* _Problem to solve_:
Return the lines where the word "être" occurs.

▼

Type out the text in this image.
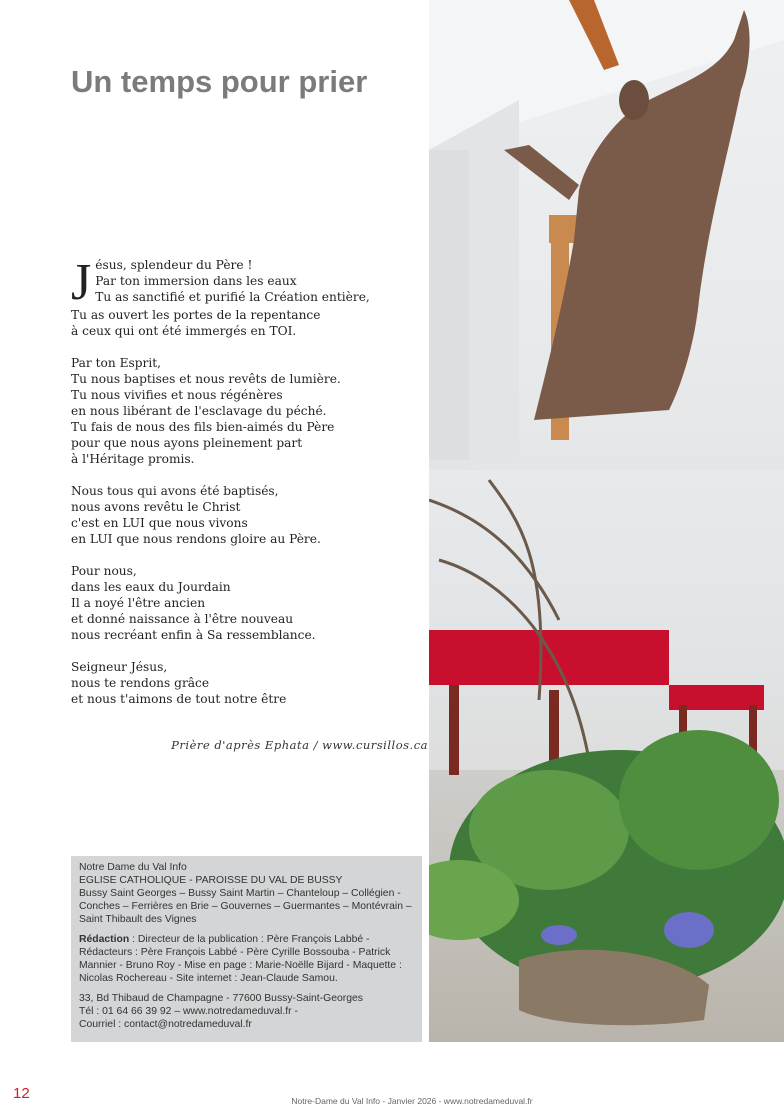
Un temps pour prier

J ésus, splendeur du Père !
Par ton immersion dans les eaux
Tu as sanctifié et purifié la Création entière,
Tu as ouvert les portes de la repentance
à ceux qui ont été immergés en TOI.

Par ton Esprit,
Tu nous baptises et nous revêts de lumière.
Tu nous vivifies et nous régénères
en nous libérant de l'esclavage du péché.
Tu fais de nous des fils bien-aimés du Père
pour que nous ayons pleinement part
à l'Héritage promis.

Nous tous qui avons été baptisés,
nous avons revêtu le Christ
c'est en LUI que nous vivons
en LUI que nous rendons gloire au Père.

Pour nous,
dans les eaux du Jourdain
Il a noyé l'être ancien
et donné naissance à l'être nouveau
nous recréant enfin à Sa ressemblance.

Seigneur Jésus,
nous te rendons grâce
et nous t'aimons de tout notre être

Prière d'après Ephata / www.cursillos.ca

Notre Dame du Val Info
EGLISE CATHOLIQUE - PAROISSE DU VAL DE BUSSY
Bussy Saint Georges – Bussy Saint Martin – Chanteloup – Collégien - Conches – Ferrières en Brie – Gouvernes – Guermantes – Montévrain – Saint Thibault des Vignes

Rédaction : Directeur de la publication : Père François Labbé - Rédacteurs : Père François Labbé - Père Cyrille Bossouba - Patrick Mannier - Bruno Roy - Mise en page : Marie-Noëlle Bijard - Maquette : Nicolas Rochereau - Site internet : Jean-Claude Samou.

33, Bd Thibaud de Champagne - 77600 Bussy-Saint-Georges
Tél : 01 64 66 39 92 – www.notredameduval.fr -
Courriel : contact@notredameduval.fr

12	Notre-Dame du Val Info - Janvier 2026 - www.notredameduval.fr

▲

* _Solution to the problem_:
Il a noyé l'être ancien
et donné naissance à l'être nouveau
et nous t'aimons de tout notre être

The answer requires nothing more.